== EXERCISE INSTRUCTIONS ==
Keep only the lines that hold the string "name", filtering out the rest of the entries below.

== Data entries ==

=====

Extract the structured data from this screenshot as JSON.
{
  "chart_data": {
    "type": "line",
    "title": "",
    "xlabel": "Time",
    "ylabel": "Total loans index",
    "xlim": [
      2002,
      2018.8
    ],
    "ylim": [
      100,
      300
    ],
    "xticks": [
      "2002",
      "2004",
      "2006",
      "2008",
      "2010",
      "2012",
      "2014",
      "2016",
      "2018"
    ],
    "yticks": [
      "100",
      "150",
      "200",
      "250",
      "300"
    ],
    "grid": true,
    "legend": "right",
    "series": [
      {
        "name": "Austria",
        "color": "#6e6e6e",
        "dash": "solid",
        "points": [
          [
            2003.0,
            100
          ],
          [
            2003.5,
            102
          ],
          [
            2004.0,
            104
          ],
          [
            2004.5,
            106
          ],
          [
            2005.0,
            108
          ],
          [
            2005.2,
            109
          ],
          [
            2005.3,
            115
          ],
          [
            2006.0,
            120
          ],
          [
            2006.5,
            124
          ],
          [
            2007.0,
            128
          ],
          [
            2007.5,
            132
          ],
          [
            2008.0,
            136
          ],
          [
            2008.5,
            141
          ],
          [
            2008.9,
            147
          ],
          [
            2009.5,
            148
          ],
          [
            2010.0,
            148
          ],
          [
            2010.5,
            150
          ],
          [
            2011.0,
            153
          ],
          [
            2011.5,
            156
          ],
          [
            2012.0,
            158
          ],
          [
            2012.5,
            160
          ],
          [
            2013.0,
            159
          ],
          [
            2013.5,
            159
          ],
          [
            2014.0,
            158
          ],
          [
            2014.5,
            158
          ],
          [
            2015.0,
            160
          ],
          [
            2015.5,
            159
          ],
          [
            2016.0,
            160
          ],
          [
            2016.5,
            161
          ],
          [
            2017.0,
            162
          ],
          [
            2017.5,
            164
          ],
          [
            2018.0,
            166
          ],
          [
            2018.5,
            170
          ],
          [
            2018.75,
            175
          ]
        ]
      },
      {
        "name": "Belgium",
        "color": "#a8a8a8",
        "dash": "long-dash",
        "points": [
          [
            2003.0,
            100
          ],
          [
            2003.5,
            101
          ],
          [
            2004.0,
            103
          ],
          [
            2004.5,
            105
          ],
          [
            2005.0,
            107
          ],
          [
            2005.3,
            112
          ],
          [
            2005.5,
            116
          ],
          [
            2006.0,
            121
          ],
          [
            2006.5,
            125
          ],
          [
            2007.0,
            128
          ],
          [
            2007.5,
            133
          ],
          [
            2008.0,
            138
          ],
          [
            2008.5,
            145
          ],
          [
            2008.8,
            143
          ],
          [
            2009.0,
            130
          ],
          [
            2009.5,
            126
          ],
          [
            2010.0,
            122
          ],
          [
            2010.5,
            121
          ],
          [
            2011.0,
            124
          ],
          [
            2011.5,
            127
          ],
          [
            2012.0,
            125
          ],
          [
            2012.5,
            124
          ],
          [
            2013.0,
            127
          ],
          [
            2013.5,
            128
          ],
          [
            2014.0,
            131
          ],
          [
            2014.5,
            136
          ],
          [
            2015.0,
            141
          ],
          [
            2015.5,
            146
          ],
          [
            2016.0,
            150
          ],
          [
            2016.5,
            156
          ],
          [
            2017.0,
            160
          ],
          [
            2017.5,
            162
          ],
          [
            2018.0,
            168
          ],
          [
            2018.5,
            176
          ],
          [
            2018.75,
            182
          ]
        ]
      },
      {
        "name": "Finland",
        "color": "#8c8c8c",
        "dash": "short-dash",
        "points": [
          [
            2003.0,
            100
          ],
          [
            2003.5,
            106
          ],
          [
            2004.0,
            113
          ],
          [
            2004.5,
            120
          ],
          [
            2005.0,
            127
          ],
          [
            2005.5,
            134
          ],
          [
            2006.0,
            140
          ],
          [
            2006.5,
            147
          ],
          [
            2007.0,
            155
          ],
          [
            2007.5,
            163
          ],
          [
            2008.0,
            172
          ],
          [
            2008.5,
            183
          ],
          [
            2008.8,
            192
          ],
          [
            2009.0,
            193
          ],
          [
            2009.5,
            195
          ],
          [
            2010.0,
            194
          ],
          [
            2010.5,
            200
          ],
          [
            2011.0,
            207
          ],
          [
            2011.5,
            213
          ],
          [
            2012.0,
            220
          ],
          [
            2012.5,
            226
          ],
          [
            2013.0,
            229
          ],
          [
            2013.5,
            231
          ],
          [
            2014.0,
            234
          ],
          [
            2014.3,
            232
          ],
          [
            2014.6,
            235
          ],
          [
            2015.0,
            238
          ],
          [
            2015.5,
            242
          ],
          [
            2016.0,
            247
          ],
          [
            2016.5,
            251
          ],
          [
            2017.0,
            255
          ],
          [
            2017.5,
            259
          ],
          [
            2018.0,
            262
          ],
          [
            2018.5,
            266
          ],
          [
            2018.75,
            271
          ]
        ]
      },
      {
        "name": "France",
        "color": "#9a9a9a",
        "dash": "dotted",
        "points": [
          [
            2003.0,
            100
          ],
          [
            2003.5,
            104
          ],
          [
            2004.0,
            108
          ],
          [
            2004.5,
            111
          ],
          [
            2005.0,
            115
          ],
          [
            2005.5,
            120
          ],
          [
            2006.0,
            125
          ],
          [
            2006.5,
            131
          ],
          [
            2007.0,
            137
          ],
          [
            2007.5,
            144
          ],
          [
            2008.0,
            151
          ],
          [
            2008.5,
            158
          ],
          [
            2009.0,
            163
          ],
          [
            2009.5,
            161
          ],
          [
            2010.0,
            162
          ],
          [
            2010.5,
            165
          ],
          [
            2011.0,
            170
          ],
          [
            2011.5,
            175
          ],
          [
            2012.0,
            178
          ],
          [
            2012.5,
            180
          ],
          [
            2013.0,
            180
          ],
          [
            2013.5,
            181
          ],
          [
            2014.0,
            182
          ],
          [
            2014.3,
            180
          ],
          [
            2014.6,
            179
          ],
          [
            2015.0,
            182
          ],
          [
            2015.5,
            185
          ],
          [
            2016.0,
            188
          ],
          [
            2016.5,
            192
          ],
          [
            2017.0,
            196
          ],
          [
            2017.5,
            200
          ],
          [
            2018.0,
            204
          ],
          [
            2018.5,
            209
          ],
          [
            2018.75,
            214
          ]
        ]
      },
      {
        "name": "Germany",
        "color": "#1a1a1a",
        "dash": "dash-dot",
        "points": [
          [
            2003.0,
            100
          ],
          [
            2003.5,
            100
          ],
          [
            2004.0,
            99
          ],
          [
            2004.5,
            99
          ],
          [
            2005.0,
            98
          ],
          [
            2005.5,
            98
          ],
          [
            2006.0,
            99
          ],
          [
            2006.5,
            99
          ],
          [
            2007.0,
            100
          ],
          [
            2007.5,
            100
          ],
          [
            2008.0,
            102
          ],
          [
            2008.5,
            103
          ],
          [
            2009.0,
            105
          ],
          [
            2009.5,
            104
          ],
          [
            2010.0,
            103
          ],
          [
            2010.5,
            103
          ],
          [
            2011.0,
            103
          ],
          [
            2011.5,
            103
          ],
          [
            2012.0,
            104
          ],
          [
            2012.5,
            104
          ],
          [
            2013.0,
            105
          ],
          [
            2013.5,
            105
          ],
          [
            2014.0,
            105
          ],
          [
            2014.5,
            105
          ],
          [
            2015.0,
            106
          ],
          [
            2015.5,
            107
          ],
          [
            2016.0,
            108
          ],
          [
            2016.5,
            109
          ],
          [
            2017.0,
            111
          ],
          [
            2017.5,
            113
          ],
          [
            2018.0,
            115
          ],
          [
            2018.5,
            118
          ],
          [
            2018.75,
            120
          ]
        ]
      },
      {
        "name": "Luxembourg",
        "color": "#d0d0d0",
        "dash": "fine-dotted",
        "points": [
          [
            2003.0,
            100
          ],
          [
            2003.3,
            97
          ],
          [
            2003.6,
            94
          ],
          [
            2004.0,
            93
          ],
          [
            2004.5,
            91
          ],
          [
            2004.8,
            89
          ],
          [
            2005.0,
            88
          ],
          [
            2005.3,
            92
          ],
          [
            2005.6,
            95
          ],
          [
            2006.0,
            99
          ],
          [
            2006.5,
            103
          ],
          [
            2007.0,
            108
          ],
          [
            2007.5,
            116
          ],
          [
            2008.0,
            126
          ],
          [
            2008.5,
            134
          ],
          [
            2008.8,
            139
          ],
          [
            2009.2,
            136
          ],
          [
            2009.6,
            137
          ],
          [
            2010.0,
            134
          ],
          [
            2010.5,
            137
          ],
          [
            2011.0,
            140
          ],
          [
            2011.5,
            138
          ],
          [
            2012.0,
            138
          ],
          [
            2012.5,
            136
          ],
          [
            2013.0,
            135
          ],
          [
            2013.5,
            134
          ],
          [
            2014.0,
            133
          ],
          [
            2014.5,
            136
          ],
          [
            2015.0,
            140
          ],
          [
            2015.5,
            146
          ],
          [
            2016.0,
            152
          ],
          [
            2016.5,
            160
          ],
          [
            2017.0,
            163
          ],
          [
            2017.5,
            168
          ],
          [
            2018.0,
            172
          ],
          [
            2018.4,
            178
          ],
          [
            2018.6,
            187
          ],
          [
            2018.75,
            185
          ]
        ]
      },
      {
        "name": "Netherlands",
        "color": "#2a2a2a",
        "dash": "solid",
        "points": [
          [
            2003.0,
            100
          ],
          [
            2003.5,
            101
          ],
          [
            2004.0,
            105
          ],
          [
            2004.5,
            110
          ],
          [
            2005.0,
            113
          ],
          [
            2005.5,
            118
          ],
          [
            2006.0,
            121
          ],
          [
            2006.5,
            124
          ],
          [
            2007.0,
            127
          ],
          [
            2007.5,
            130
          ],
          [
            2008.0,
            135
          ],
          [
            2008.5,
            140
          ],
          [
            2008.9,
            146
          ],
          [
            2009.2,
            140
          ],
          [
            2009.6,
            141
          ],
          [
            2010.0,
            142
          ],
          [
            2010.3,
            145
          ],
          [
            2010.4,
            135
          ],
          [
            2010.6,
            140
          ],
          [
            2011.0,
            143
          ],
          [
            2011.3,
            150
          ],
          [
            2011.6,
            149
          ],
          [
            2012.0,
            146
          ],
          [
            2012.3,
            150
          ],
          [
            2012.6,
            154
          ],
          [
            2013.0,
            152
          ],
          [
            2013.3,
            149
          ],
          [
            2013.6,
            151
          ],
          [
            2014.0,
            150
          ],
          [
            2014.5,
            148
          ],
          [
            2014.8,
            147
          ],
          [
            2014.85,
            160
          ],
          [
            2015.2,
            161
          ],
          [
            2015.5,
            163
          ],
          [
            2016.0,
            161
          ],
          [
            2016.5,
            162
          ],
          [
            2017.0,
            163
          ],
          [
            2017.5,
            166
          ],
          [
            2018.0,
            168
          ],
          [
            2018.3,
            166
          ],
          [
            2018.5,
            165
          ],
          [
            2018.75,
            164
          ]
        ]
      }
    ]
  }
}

=====

== EXERCISE ANSWER ==
        "name": "Austria",
        "name": "Belgium",
        "name": "Finland",
        "name": "France",
        "name": "Germany",
        "name": "Luxembourg",
        "name": "Netherlands",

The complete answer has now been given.